**SOURCE DATA**
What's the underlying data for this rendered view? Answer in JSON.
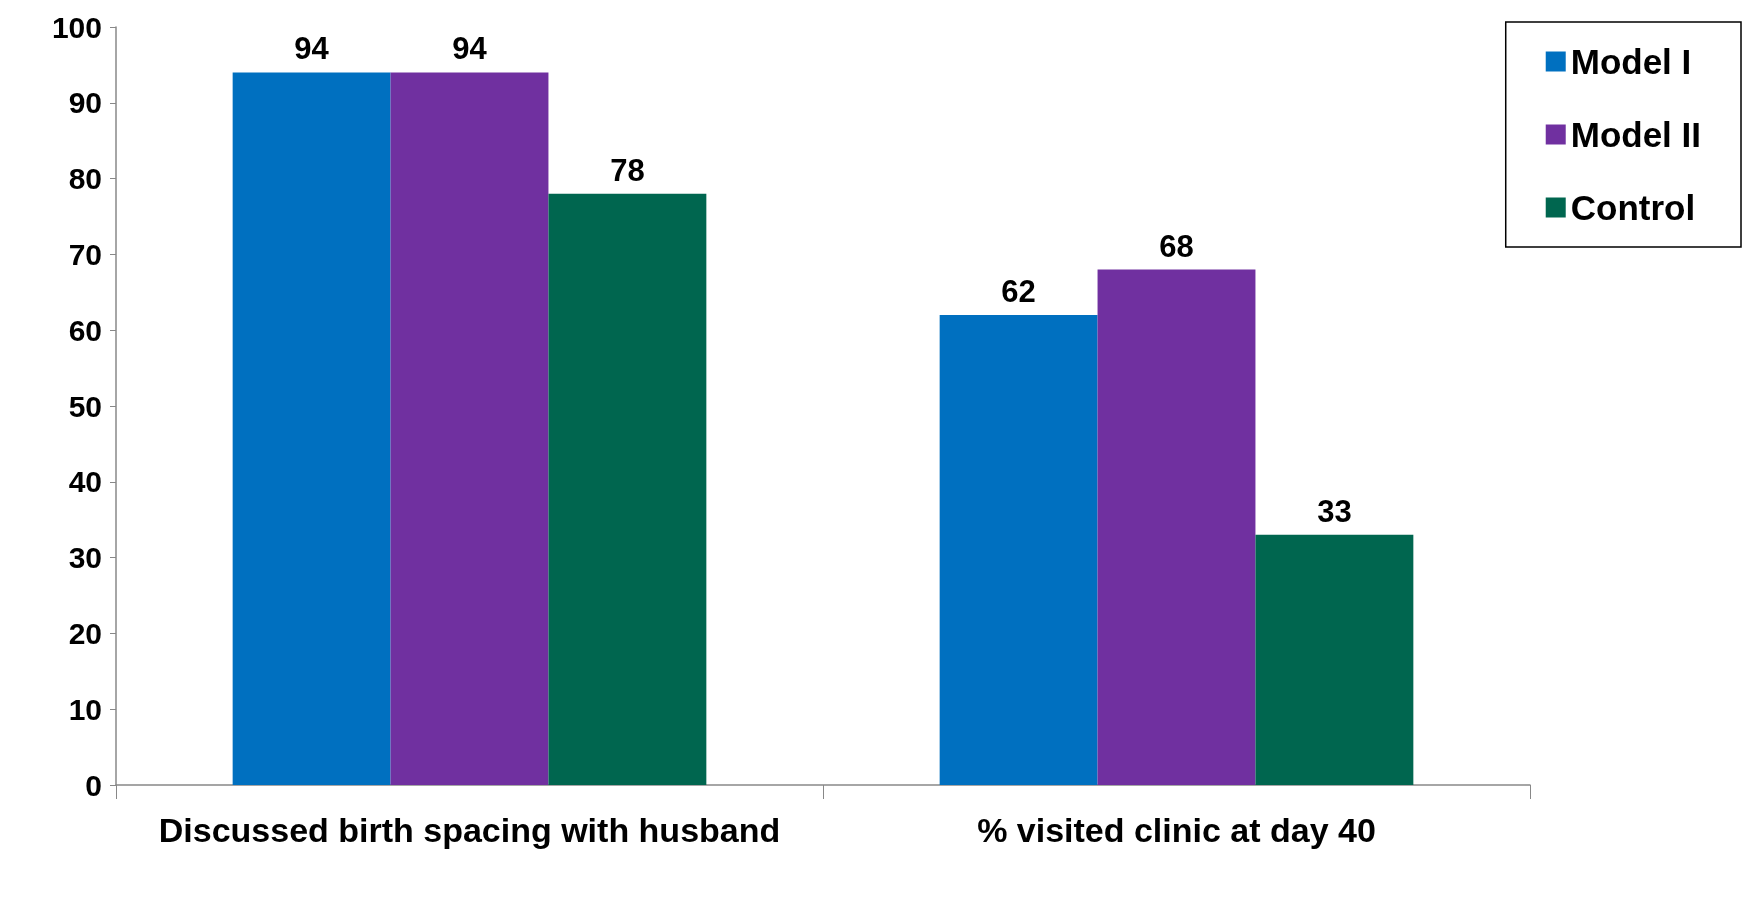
{
  "chart_data": {
    "type": "bar",
    "categories": [
      "Discussed birth spacing with husband",
      "% visited clinic at day 40"
    ],
    "series": [
      {
        "name": "Model I",
        "color": "#0070c0",
        "values": [
          94,
          62
        ]
      },
      {
        "name": "Model II",
        "color": "#7030a0",
        "values": [
          94,
          68
        ]
      },
      {
        "name": "Control",
        "color": "#00664f",
        "values": [
          78,
          33
        ]
      }
    ],
    "ylim": [
      0,
      100
    ],
    "yticks": [
      0,
      10,
      20,
      30,
      40,
      50,
      60,
      70,
      80,
      90,
      100
    ],
    "grid": false,
    "legend": "top right",
    "data_labels": true
  }
}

**SHORT EXERCISE**
Look for "color" and pull out every line that has it.

**SOLVED PROBLEM**
        "color": "#0070c0",
        "color": "#7030a0",
        "color": "#00664f",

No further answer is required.